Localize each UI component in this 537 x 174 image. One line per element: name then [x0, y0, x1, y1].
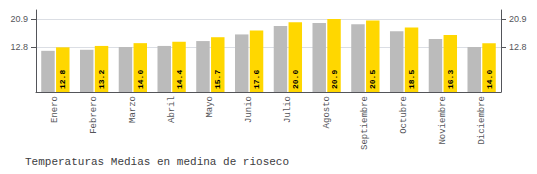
svg-text:Febrero: Febrero	[89, 96, 99, 134]
svg-text:13.2: 13.2	[97, 70, 106, 89]
svg-text:Temperaturas Medias en medina: Temperaturas Medias en medina de rioseco	[25, 156, 289, 168]
svg-text:Octubre: Octubre	[399, 96, 409, 134]
svg-text:12.8: 12.8	[509, 42, 527, 52]
svg-text:15.7: 15.7	[213, 70, 222, 89]
svg-text:20.0: 20.0	[291, 70, 300, 89]
svg-text:20.9: 20.9	[10, 14, 28, 24]
svg-text:Junio: Junio	[244, 96, 254, 123]
svg-text:Enero: Enero	[50, 96, 60, 123]
svg-text:12.8: 12.8	[58, 70, 67, 89]
svg-text:20.9: 20.9	[330, 70, 339, 89]
svg-text:Diciembre: Diciembre	[477, 96, 487, 145]
svg-text:Agosto: Agosto	[322, 96, 332, 128]
svg-text:Julio: Julio	[283, 96, 293, 123]
svg-text:12.8: 12.8	[10, 42, 28, 52]
svg-text:Mayo: Mayo	[205, 96, 215, 118]
svg-text:20.5: 20.5	[368, 70, 377, 89]
svg-text:Marzo: Marzo	[128, 96, 138, 123]
svg-text:16.3: 16.3	[446, 70, 455, 89]
svg-text:14.4: 14.4	[175, 70, 184, 89]
svg-text:14.0: 14.0	[136, 70, 145, 89]
svg-text:Noviembre: Noviembre	[438, 96, 448, 145]
svg-text:Abril: Abril	[167, 96, 177, 123]
svg-text:18.5: 18.5	[407, 70, 416, 89]
svg-text:Septiembre: Septiembre	[360, 96, 370, 150]
svg-text:20.9: 20.9	[509, 14, 527, 24]
svg-text:17.6: 17.6	[252, 70, 261, 89]
svg-text:14.0: 14.0	[485, 70, 494, 89]
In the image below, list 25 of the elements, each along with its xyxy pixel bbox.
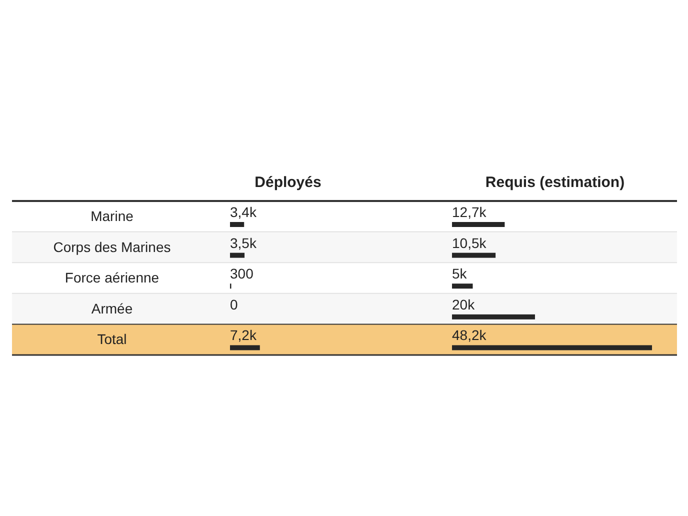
data-label: 5k bbox=[452, 266, 468, 282]
data-label: 3,4k bbox=[230, 204, 258, 220]
y-tick-label: Corps des Marines bbox=[53, 238, 171, 255]
bar bbox=[452, 345, 652, 350]
bar bbox=[230, 345, 260, 350]
data-label: 3,5k bbox=[230, 234, 258, 251]
y-tick-label: Armée bbox=[91, 300, 133, 316]
bar bbox=[452, 284, 473, 289]
bar bbox=[452, 252, 496, 258]
bar bbox=[452, 314, 535, 320]
y-tick-label: Force aérienne bbox=[64, 270, 160, 286]
y-tick-label: Marine bbox=[90, 208, 134, 224]
data-label: 300 bbox=[230, 266, 254, 282]
y-tick-label: Total bbox=[97, 331, 127, 348]
data-label: 20k bbox=[452, 296, 476, 312]
chart-title: Déployés bbox=[254, 174, 322, 191]
bar bbox=[230, 252, 245, 258]
data-label: 48,2k bbox=[452, 327, 488, 344]
data-label: 12,7k bbox=[452, 204, 488, 220]
chart-title: Requis (estimation) bbox=[485, 174, 625, 191]
bar bbox=[452, 222, 505, 227]
data-label: 7,2k bbox=[230, 327, 258, 344]
data-label: 10,5k bbox=[452, 234, 488, 251]
bar bbox=[230, 222, 244, 227]
data-label: 0 bbox=[230, 296, 238, 312]
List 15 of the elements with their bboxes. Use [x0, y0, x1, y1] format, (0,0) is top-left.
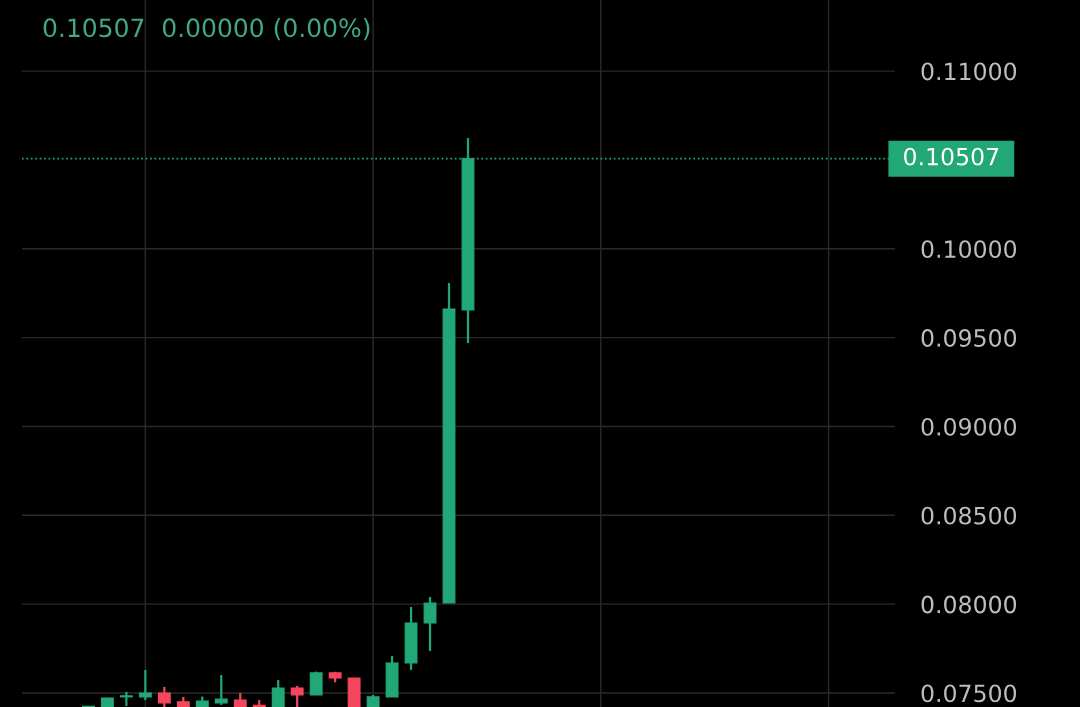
text: 0.10507 0.00000 (0.00%) [43, 17, 370, 41]
y-tick-label: 0.09000 [921, 417, 1017, 436]
candlestick [157, 685, 171, 707]
candlestick [271, 678, 285, 707]
y-tick-label: 0.08500 [921, 506, 1017, 525]
candlestick [290, 684, 304, 707]
candlestick [214, 673, 228, 706]
candlestick [423, 595, 437, 653]
y-tick-label: 0.10000 [921, 240, 1017, 259]
ref-line-label: 0.10507 [904, 147, 999, 166]
y-tick-label: 0.09500 [921, 329, 1017, 347]
y-tick-label: 0.07500 [921, 684, 1017, 703]
candlestick [138, 668, 152, 702]
y-tick-label: 0.08000 [921, 595, 1017, 614]
y-tick-label: 0.11000 [921, 62, 1017, 81]
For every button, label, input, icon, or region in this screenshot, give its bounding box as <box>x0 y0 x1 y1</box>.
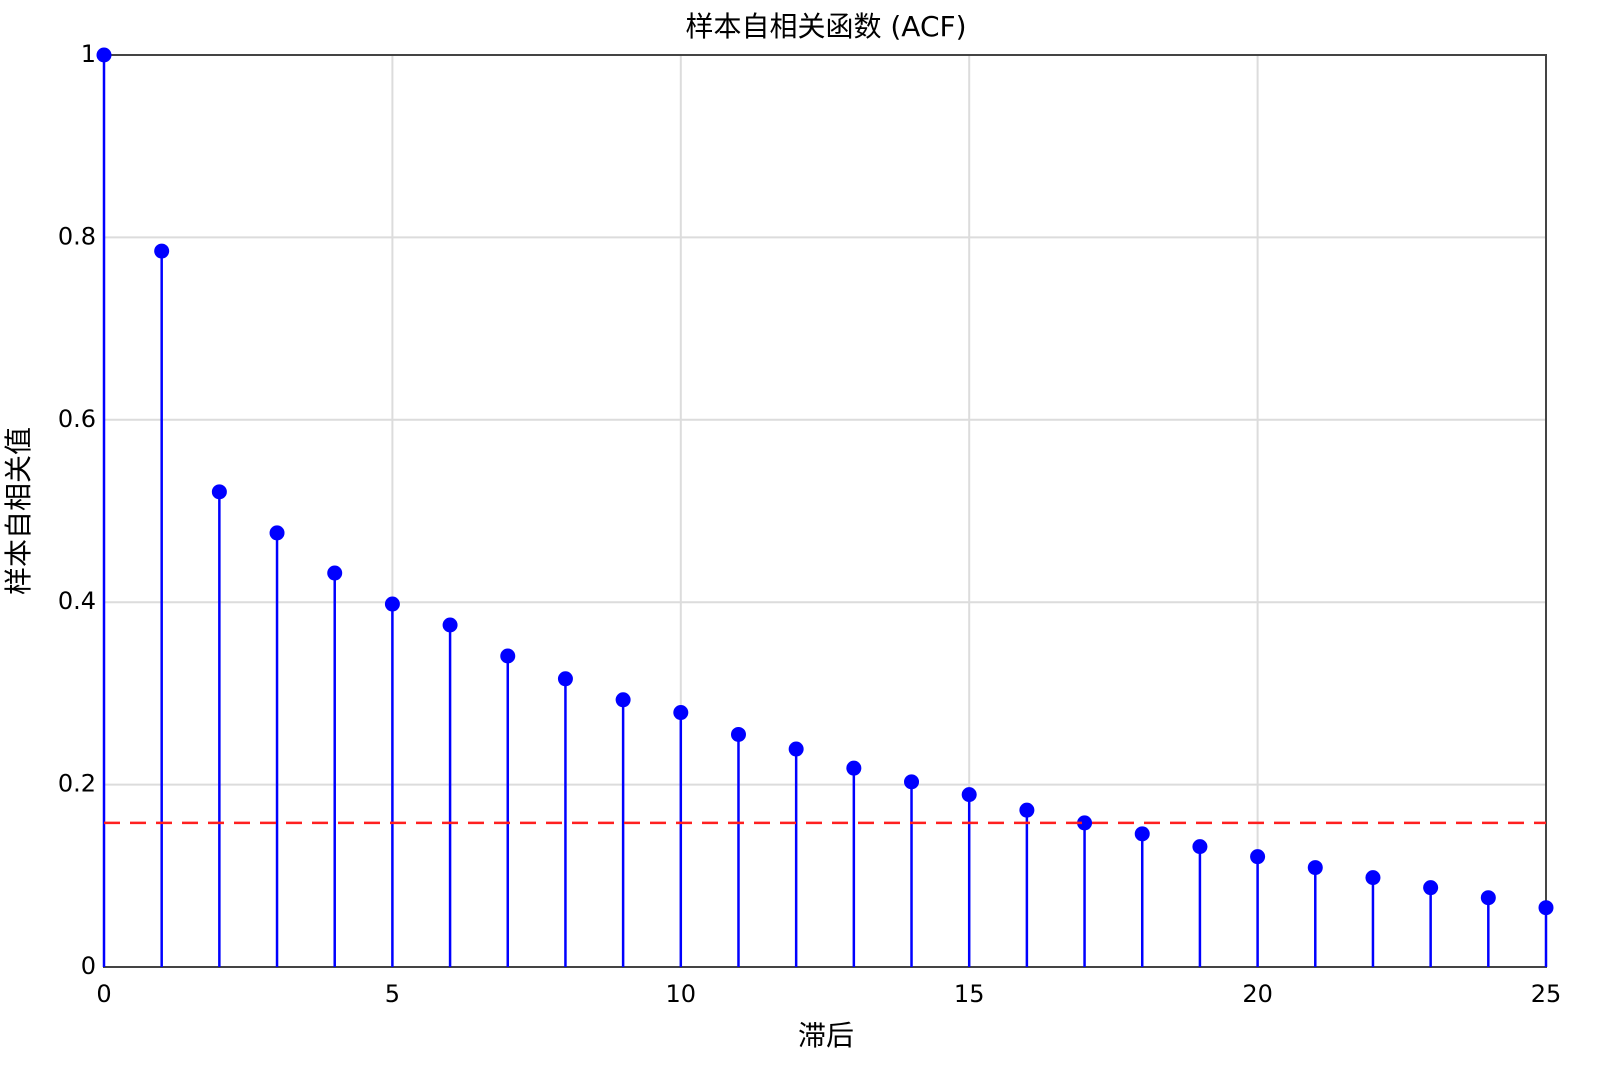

• What is needed
Please edit the records from the line that has "data-label: 5k bbox=[452, 266, 468, 282]" through the end of the records, replacing "candlestick" with "candle" and leaving everything else unchanged. Return only those lines, without the pictures.

• Worked solution
data-label: 5k bbox=[452, 266, 468, 282]
data-label: 3,4k bbox=[230, 204, 258, 220]
y-tick-label: Corps des Marines bbox=[53, 238, 171, 255]
bar bbox=[452, 345, 652, 350]
bar bbox=[230, 345, 260, 350]
data-label: 3,5k bbox=[230, 234, 258, 251]
y-tick-label: Armée bbox=[91, 300, 133, 316]
bar bbox=[452, 284, 473, 289]
bar bbox=[452, 252, 496, 258]
bar bbox=[452, 314, 535, 320]
y-tick-label: Force aérienne bbox=[64, 270, 160, 286]
y-tick-label: Marine bbox=[90, 208, 134, 224]
data-label: 300 bbox=[230, 266, 254, 282]
y-tick-label: Total bbox=[97, 331, 127, 348]
data-label: 20k bbox=[452, 296, 476, 312]
chart-title: Déployés bbox=[254, 174, 322, 191]
bar bbox=[230, 252, 245, 258]
data-label: 48,2k bbox=[452, 327, 488, 344]
data-label: 12,7k bbox=[452, 204, 488, 220]
chart-title: Requis (estimation) bbox=[485, 174, 625, 191]
bar bbox=[452, 222, 505, 227]
data-label: 7,2k bbox=[230, 327, 258, 344]
data-label: 10,5k bbox=[452, 234, 488, 251]
bar bbox=[230, 222, 244, 227]
data-label: 0 bbox=[230, 296, 238, 312]
List 15 of the elements with their bboxes. Use [x0, y0, x1, y1] format, (0,0) is top-left.
text: 0.10507 0.00000 (0.00%) [43, 17, 370, 41]
y-tick-label: 0.09000 [921, 417, 1017, 436]
candle [157, 685, 171, 707]
candle [271, 678, 285, 707]
y-tick-label: 0.08500 [921, 506, 1017, 525]
candle [290, 684, 304, 707]
candle [214, 673, 228, 706]
candle [423, 595, 437, 653]
y-tick-label: 0.10000 [921, 240, 1017, 259]
ref-line-label: 0.10507 [904, 147, 999, 166]
y-tick-label: 0.09500 [921, 329, 1017, 347]
y-tick-label: 0.07500 [921, 684, 1017, 703]
candle [138, 668, 152, 702]
y-tick-label: 0.08000 [921, 595, 1017, 614]
y-tick-label: 0.11000 [921, 62, 1017, 81]
For every button, label, input, icon, or region in this screenshot, give its bounding box as <box>x0 y0 x1 y1</box>.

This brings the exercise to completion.